• Data entries
--------------------------------

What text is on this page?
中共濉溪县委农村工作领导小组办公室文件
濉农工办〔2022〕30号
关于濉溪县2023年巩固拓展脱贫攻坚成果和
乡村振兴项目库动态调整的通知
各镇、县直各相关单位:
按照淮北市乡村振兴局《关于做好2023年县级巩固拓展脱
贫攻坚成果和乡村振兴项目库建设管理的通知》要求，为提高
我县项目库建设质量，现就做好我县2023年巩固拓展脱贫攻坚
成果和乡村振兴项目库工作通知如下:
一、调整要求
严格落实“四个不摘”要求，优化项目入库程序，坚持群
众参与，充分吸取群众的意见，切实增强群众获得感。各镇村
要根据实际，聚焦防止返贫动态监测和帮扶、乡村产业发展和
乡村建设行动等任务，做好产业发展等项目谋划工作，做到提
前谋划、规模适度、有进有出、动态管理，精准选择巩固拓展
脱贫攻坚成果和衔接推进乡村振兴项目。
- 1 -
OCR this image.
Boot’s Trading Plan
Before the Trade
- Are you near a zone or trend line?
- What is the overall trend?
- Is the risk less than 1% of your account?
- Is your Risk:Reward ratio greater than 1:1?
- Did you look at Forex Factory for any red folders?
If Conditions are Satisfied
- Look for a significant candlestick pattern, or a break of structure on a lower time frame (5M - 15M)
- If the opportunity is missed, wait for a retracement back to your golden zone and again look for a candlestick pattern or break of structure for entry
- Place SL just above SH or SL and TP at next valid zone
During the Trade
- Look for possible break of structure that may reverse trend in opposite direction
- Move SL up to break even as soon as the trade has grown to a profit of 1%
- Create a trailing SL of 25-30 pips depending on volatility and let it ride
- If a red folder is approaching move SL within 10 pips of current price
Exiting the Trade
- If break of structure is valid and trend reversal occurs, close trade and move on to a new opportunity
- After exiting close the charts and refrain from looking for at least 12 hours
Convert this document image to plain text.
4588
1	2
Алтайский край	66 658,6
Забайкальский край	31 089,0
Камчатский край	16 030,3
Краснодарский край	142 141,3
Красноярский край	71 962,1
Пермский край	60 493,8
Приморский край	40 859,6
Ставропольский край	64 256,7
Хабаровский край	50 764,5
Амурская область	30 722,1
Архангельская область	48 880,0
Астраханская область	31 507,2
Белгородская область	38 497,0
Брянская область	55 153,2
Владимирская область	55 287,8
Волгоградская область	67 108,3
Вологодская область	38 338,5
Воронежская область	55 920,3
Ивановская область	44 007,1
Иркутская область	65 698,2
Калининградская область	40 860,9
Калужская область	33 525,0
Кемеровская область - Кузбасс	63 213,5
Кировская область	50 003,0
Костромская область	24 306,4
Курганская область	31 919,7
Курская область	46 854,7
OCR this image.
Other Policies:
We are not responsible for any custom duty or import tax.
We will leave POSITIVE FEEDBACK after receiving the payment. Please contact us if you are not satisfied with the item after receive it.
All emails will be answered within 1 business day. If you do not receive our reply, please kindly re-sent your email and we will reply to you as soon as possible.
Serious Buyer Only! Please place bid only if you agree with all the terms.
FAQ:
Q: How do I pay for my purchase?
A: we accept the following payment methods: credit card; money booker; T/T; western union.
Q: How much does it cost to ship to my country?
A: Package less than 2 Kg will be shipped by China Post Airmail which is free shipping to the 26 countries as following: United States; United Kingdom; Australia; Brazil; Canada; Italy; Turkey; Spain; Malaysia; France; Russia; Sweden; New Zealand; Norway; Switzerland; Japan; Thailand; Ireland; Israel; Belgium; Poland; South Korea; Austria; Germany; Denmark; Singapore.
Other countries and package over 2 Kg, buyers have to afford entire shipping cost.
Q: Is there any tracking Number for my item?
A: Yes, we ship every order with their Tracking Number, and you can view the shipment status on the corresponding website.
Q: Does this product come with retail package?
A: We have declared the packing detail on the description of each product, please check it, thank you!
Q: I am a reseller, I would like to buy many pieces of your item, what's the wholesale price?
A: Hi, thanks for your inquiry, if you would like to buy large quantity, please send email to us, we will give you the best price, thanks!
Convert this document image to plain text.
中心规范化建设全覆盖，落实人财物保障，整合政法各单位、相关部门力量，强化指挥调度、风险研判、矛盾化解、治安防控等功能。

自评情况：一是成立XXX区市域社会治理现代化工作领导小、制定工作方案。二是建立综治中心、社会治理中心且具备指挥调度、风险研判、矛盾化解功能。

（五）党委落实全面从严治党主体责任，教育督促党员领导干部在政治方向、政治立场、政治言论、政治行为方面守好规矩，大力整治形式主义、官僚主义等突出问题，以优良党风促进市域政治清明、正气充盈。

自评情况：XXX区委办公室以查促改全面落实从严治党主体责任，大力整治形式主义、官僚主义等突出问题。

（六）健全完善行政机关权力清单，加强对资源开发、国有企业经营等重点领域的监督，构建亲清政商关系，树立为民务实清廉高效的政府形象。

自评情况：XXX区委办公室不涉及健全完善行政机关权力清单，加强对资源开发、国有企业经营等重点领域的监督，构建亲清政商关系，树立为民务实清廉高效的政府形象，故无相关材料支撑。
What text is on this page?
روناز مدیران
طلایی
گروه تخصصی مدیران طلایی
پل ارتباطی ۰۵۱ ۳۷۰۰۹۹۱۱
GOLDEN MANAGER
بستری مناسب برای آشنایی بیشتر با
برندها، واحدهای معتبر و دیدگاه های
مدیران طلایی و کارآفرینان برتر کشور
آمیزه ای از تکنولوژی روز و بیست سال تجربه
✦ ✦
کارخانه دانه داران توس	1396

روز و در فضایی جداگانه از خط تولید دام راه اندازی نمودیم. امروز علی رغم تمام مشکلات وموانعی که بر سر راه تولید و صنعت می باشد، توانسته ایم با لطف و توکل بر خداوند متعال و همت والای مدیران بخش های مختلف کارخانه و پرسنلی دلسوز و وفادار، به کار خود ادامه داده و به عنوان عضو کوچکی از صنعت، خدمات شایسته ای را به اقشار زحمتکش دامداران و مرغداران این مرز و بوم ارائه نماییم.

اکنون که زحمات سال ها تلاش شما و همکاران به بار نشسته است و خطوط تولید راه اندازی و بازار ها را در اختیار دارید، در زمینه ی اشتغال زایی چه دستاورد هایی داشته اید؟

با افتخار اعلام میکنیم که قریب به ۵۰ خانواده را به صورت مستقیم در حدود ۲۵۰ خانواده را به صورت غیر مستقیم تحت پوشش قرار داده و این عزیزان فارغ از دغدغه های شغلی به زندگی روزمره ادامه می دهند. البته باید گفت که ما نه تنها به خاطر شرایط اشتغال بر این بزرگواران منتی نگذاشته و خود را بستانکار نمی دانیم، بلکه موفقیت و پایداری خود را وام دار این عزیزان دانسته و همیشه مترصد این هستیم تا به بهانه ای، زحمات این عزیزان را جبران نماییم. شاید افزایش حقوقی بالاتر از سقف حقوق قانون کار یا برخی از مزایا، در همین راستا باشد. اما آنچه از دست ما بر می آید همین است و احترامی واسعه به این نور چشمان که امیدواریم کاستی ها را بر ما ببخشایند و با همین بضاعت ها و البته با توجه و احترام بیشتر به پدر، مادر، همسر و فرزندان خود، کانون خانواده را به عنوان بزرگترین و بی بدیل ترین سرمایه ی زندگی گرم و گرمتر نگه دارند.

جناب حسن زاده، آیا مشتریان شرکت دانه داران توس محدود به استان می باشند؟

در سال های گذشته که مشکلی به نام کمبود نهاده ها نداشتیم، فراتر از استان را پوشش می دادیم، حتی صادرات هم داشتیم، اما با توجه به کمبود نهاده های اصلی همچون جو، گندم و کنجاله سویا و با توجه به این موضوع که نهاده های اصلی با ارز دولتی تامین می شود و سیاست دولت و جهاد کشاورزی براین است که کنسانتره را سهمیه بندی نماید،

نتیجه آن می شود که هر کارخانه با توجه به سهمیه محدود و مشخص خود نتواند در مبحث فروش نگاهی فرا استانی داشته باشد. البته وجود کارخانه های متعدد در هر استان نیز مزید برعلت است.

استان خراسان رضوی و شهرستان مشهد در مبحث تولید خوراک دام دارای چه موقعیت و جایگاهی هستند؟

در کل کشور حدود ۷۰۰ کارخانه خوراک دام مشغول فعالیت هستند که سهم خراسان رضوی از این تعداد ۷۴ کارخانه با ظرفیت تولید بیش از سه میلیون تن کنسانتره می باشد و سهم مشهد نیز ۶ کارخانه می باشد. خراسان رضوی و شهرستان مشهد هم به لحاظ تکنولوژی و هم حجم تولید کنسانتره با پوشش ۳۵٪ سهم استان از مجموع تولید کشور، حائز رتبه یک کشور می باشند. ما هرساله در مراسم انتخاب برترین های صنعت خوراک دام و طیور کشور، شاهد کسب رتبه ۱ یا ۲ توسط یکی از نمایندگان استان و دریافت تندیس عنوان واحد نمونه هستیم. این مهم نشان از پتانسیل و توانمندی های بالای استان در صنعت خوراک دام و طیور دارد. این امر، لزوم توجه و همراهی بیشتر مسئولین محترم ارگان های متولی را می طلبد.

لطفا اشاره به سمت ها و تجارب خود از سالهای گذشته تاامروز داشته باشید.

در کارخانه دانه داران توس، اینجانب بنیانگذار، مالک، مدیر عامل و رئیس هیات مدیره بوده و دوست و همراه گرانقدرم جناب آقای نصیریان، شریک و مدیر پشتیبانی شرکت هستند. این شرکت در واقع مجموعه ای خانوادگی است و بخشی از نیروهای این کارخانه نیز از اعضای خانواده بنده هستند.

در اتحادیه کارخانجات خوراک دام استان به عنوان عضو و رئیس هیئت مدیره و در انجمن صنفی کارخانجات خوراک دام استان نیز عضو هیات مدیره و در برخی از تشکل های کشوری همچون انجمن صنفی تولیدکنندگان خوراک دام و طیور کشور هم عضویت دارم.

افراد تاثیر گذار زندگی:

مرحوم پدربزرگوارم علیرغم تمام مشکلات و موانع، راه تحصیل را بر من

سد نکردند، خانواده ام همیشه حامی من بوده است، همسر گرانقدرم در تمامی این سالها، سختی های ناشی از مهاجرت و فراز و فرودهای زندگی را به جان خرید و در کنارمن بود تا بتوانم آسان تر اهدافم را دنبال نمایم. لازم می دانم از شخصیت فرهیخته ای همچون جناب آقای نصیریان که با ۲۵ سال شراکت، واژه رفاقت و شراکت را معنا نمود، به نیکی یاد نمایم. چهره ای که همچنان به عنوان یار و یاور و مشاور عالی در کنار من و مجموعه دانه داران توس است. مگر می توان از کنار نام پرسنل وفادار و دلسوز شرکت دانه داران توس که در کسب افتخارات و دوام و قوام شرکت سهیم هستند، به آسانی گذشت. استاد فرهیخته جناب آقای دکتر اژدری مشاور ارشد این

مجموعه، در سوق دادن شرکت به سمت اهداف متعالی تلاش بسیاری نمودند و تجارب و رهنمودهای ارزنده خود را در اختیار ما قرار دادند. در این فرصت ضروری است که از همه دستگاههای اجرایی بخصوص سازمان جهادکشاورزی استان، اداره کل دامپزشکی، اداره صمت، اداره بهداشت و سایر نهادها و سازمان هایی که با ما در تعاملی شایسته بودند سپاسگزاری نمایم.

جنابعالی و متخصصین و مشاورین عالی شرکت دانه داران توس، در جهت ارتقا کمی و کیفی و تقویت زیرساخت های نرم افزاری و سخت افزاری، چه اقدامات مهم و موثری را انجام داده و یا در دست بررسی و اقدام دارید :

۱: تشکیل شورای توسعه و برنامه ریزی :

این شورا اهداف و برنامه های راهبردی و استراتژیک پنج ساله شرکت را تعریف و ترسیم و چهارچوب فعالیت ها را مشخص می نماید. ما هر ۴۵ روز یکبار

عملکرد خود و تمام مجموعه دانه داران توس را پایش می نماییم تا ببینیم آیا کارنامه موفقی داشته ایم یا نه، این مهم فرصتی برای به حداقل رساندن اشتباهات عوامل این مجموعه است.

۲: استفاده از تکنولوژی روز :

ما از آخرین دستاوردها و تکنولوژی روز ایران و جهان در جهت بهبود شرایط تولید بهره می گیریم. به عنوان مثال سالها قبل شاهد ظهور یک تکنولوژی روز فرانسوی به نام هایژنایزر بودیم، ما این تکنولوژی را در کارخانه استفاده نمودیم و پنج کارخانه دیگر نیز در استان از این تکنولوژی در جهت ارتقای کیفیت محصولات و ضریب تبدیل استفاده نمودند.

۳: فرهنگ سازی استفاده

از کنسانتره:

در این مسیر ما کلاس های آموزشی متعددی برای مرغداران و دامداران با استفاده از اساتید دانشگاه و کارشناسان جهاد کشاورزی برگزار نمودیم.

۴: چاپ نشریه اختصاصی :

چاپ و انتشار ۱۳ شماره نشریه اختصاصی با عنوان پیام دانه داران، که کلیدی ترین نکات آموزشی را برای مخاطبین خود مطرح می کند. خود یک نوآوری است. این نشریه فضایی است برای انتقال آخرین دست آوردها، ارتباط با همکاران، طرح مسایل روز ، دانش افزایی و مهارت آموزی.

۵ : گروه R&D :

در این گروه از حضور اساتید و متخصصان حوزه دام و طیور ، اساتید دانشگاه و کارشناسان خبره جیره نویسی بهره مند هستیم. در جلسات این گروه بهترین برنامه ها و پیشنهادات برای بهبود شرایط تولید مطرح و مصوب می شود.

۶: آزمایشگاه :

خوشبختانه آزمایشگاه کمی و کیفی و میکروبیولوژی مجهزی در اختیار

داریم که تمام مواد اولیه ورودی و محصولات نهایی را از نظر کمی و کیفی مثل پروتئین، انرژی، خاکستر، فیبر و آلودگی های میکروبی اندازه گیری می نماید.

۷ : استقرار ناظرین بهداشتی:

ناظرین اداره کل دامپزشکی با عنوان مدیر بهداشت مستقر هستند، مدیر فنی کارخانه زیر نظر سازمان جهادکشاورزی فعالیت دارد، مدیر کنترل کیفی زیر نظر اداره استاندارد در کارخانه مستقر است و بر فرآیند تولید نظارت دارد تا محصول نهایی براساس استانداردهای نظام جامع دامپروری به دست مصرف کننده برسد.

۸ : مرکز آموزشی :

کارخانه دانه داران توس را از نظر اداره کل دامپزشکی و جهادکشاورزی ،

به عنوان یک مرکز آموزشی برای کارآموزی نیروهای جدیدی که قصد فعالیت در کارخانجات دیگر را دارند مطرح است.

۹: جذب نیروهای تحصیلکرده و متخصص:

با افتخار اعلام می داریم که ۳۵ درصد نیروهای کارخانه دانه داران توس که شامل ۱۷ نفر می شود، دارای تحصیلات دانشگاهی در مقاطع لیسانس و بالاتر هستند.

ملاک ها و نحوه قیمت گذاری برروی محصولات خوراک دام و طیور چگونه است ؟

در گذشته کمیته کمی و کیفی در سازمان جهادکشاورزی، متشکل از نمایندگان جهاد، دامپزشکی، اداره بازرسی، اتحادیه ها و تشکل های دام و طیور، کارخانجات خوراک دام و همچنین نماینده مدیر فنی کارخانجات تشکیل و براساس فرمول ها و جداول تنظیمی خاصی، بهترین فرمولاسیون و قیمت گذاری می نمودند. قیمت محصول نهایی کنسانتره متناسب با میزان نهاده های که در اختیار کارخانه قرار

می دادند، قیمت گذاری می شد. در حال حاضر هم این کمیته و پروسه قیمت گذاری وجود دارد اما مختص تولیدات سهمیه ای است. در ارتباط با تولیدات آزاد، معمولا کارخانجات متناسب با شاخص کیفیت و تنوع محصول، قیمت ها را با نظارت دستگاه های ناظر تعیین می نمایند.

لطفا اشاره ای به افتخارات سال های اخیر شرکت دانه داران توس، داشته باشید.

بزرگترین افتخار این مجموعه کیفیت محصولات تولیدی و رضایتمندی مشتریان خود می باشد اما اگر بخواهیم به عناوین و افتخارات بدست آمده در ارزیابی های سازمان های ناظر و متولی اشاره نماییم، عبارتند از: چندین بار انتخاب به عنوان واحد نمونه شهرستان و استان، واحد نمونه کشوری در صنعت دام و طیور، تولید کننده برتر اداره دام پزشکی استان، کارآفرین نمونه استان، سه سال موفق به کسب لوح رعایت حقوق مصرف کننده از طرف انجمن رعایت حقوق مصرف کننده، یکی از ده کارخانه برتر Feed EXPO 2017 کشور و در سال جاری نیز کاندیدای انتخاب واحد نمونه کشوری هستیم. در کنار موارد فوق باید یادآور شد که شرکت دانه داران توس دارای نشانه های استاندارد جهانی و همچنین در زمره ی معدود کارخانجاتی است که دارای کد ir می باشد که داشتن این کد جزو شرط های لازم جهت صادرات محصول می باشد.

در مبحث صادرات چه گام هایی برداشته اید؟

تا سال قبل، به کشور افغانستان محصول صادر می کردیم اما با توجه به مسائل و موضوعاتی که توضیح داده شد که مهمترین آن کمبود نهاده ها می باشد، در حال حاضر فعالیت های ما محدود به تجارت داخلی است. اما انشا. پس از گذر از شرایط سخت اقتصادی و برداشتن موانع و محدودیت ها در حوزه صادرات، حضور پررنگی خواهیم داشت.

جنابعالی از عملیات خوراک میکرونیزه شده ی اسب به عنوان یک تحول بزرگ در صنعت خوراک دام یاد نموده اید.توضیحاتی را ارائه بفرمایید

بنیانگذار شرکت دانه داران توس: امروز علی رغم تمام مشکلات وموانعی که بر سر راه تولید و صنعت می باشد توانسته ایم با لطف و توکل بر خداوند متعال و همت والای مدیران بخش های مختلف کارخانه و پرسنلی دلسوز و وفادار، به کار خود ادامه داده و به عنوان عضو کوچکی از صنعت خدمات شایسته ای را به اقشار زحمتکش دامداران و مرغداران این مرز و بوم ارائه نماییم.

--------------------------------

• Given problem
Locate the string "Other" in the listing above and copy every line where it occurs.

• Full output
Other Policies:
Other countries and package over 2 Kg, buyers have to afford entire shipping cost.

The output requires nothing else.